___ Given entries
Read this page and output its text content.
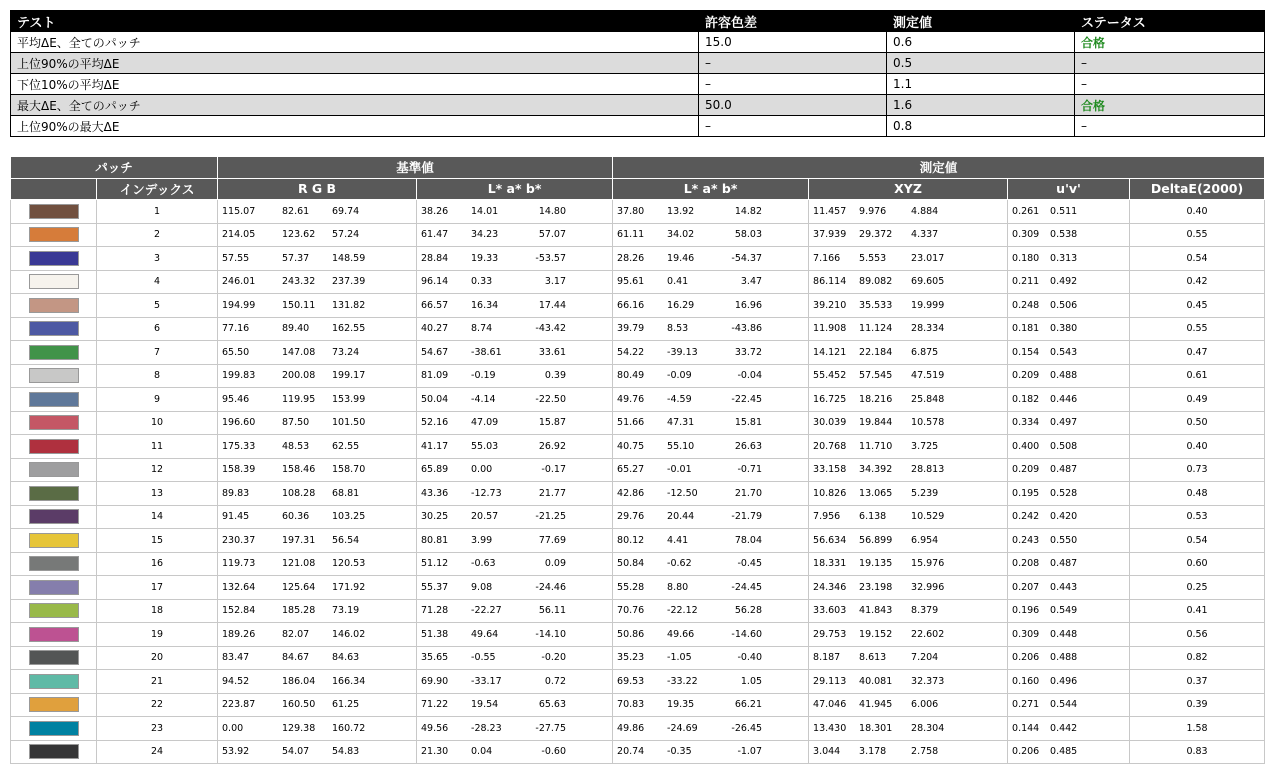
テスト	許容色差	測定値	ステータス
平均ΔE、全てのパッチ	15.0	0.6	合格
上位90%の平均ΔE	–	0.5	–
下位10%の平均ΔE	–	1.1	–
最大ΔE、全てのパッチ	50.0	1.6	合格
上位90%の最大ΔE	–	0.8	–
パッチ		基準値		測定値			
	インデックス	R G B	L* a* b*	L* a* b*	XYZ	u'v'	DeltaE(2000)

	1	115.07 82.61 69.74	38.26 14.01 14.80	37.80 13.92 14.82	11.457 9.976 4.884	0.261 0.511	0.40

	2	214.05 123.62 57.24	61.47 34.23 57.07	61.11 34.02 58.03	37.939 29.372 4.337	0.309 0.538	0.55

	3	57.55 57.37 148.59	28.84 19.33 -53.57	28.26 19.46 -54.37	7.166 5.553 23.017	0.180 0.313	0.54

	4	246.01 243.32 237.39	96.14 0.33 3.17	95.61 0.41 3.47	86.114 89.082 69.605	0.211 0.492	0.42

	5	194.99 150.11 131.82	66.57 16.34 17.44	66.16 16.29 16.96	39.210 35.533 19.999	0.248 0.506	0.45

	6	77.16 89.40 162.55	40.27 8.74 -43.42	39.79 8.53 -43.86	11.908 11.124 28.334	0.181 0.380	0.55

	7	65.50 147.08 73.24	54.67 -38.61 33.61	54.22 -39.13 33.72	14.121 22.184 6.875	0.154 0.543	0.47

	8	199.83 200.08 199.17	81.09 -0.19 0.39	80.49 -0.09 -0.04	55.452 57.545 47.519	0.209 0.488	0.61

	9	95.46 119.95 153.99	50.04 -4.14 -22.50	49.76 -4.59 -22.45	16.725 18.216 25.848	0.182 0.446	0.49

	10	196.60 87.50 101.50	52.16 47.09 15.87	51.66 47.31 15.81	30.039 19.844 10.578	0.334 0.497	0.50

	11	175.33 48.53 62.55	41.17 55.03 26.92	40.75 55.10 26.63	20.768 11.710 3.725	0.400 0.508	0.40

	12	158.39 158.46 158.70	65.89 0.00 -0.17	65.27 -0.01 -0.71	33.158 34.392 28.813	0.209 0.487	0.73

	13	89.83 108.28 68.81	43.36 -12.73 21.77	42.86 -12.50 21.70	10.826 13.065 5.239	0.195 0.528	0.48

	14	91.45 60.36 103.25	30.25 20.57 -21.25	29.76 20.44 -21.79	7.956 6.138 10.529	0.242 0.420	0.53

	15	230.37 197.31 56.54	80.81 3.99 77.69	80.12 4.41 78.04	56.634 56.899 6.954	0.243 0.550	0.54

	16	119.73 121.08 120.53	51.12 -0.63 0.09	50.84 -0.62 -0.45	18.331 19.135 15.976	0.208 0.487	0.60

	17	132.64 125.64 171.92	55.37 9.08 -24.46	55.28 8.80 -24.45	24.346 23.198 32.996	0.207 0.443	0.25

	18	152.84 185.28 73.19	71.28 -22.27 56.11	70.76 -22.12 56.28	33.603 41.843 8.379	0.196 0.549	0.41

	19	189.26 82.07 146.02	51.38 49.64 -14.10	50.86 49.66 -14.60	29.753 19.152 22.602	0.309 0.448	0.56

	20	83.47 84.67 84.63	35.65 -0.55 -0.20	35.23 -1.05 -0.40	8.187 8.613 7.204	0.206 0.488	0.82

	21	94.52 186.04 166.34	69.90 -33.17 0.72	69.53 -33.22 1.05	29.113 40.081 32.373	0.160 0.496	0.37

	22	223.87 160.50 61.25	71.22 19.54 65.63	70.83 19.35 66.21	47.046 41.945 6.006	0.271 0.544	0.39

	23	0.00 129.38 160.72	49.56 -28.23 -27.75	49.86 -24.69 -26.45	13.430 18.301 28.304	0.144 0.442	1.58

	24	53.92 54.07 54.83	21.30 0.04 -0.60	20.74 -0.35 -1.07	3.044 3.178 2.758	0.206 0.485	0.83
______
Work to do: Give the number of lines that carry the word "全てのパッチ", with nothing added.

In response: 2